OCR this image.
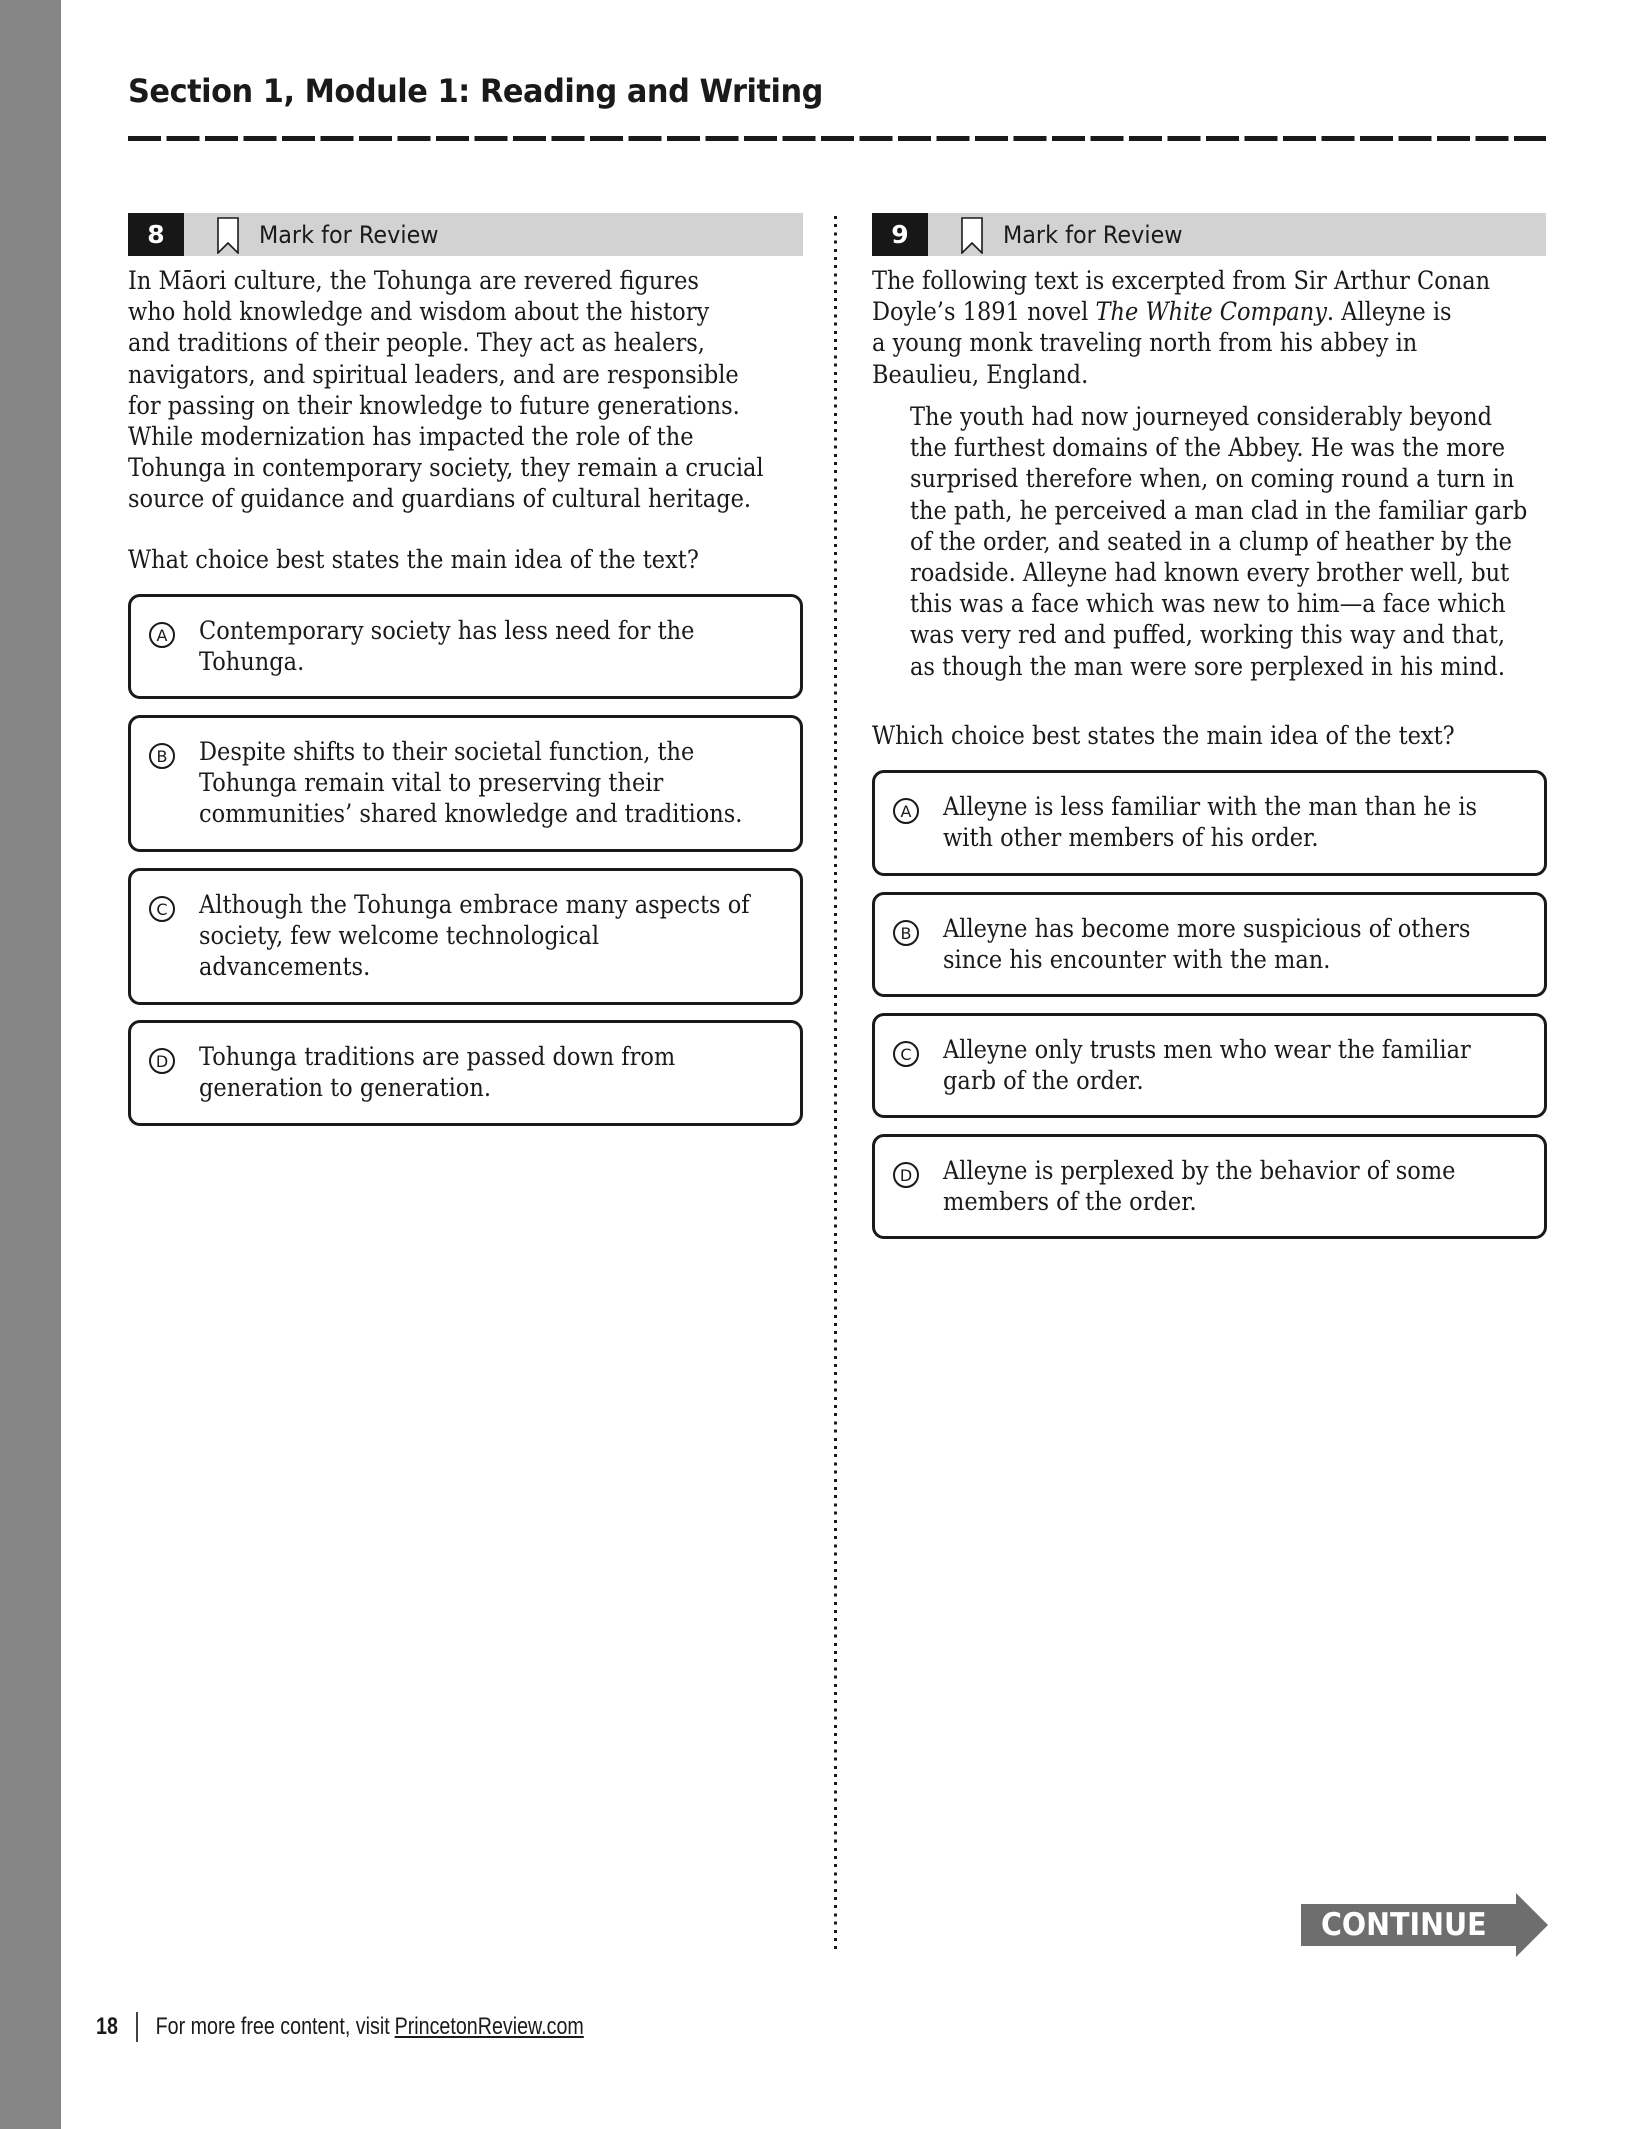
Section 1, Module 1: Reading and Writing
8	Mark for Review
In Māori culture, the Tohunga are revered figures
who hold knowledge and wisdom about the history
and traditions of their people. They act as healers,
navigators, and spiritual leaders, and are responsible
for passing on their knowledge to future generations.
While modernization has impacted the role of the
Tohunga in contemporary society, they remain a crucial
source of guidance and guardians of cultural heritage.
What choice best states the main idea of the text?
A	Contemporary society has less need for the
Tohunga.
B	Despite shifts to their societal function, the
Tohunga remain vital to preserving their
communities’ shared knowledge and traditions.
C Although the Tohunga embrace many aspects of
society, few welcome technological
advancements.
D Tohunga traditions are passed down from
generation to generation.
9	Mark for Review
The following text is excerpted from Sir Arthur Conan
Doyle’s 1891 novel The White Company. Alleyne is
a young monk traveling north from his abbey in
Beaulieu, England.
The youth had now journeyed considerably beyond
the furthest domains of the Abbey. He was the more
surprised therefore when, on coming round a turn in
the path, he perceived a man clad in the familiar garb
of the order, and seated in a clump of heather by the
roadside. Alleyne had known every brother well, but
this was a face which was new to him—a face which
was very red and puffed, working this way and that,
as though the man were sore perplexed in his mind.
Which choice best states the main idea of the text?
A	Alleyne is less familiar with the man than he is
with other members of his order.
B	Alleyne has become more suspicious of others
since his encounter with the man.
C Alleyne only trusts men who wear the familiar
garb of the order.
D Alleyne is perplexed by the behavior of some
members of the order.
CONTINUE
18 For more free content, visit PrincetonReview.com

+--

■ Work to complete
Look through the entries and find each line that has the string "this". Copy those lines.

■ Expected answer
OCR this image.
this was a face which was new to him—a face which
was very red and puffed, working this way and that,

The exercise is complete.